▶ _Records that describe figures_
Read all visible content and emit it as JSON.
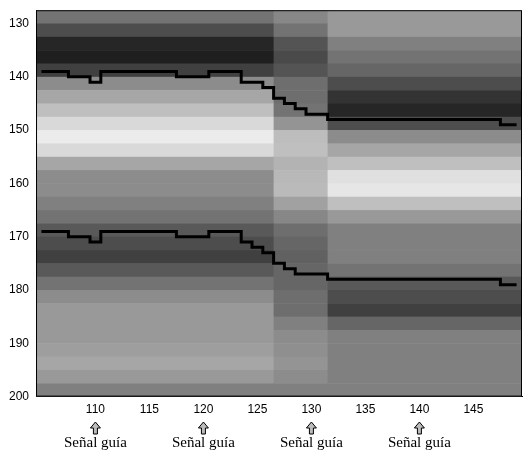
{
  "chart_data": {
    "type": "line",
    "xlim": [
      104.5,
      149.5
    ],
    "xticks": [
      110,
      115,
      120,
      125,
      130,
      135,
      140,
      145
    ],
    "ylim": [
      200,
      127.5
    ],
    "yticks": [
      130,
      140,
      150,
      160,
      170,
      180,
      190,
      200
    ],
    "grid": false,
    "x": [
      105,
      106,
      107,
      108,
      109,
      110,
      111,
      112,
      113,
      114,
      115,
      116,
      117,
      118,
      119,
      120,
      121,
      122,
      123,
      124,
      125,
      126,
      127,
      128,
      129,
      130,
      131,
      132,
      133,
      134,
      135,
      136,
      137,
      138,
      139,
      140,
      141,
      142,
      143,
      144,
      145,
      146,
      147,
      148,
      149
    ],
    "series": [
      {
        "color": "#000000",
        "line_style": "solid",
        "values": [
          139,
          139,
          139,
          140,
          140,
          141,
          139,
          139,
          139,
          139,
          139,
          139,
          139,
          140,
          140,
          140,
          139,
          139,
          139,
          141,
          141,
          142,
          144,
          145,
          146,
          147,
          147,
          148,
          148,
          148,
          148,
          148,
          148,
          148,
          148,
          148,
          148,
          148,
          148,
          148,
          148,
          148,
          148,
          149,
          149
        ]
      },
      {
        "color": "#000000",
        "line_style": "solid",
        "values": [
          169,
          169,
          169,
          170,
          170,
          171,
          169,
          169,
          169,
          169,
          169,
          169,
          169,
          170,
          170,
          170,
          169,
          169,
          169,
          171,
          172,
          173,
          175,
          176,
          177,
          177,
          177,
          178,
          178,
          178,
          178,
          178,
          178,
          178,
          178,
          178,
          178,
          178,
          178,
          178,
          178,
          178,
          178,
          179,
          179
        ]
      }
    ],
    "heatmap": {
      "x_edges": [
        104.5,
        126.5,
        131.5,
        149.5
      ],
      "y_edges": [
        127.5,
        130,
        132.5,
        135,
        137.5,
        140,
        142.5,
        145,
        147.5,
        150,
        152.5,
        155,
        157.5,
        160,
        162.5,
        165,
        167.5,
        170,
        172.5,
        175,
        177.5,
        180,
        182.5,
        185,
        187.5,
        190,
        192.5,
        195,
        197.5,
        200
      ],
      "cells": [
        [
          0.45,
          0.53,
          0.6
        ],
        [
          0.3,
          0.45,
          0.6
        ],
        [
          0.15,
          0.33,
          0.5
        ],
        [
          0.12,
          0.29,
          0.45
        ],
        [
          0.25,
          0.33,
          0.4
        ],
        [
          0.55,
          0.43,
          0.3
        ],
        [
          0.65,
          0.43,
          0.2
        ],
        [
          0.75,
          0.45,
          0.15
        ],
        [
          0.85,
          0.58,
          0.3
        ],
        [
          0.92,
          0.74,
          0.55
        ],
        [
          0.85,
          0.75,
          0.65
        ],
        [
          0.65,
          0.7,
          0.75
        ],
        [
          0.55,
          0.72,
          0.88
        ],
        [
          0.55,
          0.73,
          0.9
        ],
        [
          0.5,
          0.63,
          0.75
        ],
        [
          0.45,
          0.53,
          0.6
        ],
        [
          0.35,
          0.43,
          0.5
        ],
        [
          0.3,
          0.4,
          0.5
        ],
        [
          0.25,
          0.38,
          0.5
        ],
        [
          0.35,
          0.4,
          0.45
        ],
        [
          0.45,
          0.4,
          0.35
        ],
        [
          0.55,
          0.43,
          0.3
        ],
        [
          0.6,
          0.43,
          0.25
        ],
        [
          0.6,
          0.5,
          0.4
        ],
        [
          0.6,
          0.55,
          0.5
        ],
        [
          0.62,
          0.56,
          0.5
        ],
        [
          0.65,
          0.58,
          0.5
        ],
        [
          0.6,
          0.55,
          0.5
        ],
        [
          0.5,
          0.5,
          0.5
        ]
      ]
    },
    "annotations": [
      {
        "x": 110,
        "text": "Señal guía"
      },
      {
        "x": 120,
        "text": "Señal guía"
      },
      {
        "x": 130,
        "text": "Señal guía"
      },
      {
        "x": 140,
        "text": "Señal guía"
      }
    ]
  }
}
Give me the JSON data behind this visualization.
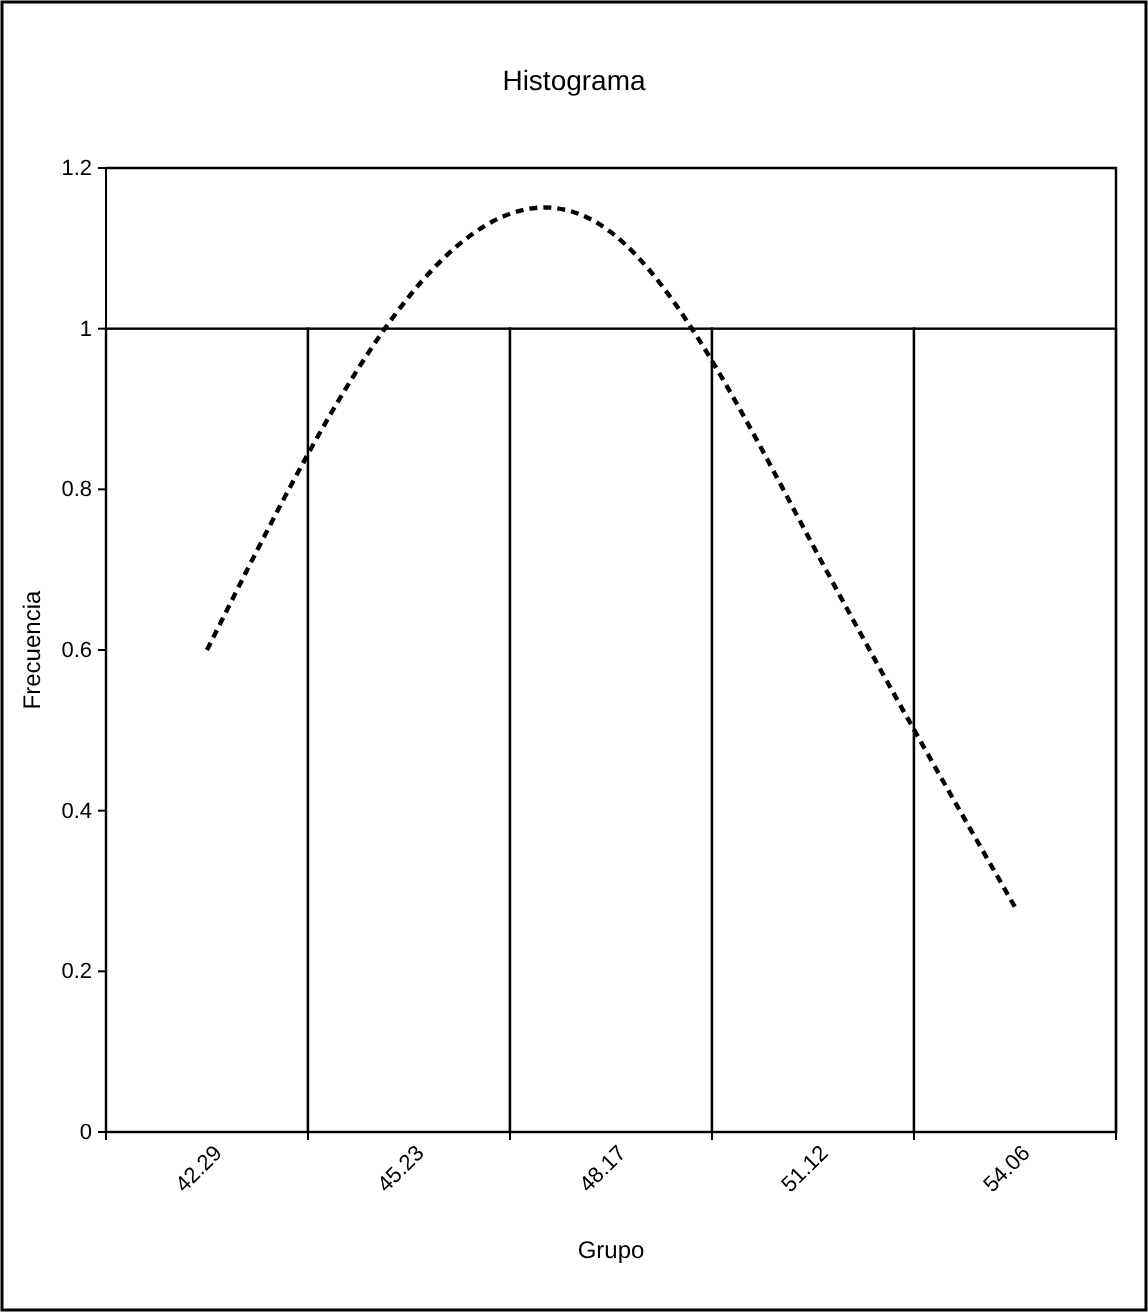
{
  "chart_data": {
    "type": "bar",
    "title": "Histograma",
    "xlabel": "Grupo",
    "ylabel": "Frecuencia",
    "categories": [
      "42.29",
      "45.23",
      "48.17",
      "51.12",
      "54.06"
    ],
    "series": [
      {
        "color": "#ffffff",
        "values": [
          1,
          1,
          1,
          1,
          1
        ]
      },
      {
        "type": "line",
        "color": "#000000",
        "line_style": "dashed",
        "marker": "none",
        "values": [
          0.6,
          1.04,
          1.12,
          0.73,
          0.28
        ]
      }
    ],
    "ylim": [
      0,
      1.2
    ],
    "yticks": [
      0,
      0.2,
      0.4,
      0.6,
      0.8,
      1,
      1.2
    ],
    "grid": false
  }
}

▶ _INSTRUCTIONS FOR THE TASK_
Leave the pictures out. Extract exactly the lines running from the one with "Give me the" through the last entry, both ends included.

▶ _RESPONSE TO THE EXERCISE_
Give me the JSON data behind this visualization.
{
  "chart_data": {
    "type": "bar",
    "title": "Histograma",
    "xlabel": "Grupo",
    "ylabel": "Frecuencia",
    "categories": [
      "42.29",
      "45.23",
      "48.17",
      "51.12",
      "54.06"
    ],
    "series": [
      {
        "color": "#ffffff",
        "values": [
          1,
          1,
          1,
          1,
          1
        ]
      },
      {
        "type": "line",
        "color": "#000000",
        "line_style": "dashed",
        "marker": "none",
        "values": [
          0.6,
          1.04,
          1.12,
          0.73,
          0.28
        ]
      }
    ],
    "ylim": [
      0,
      1.2
    ],
    "yticks": [
      0,
      0.2,
      0.4,
      0.6,
      0.8,
      1,
      1.2
    ],
    "grid": false
  }
}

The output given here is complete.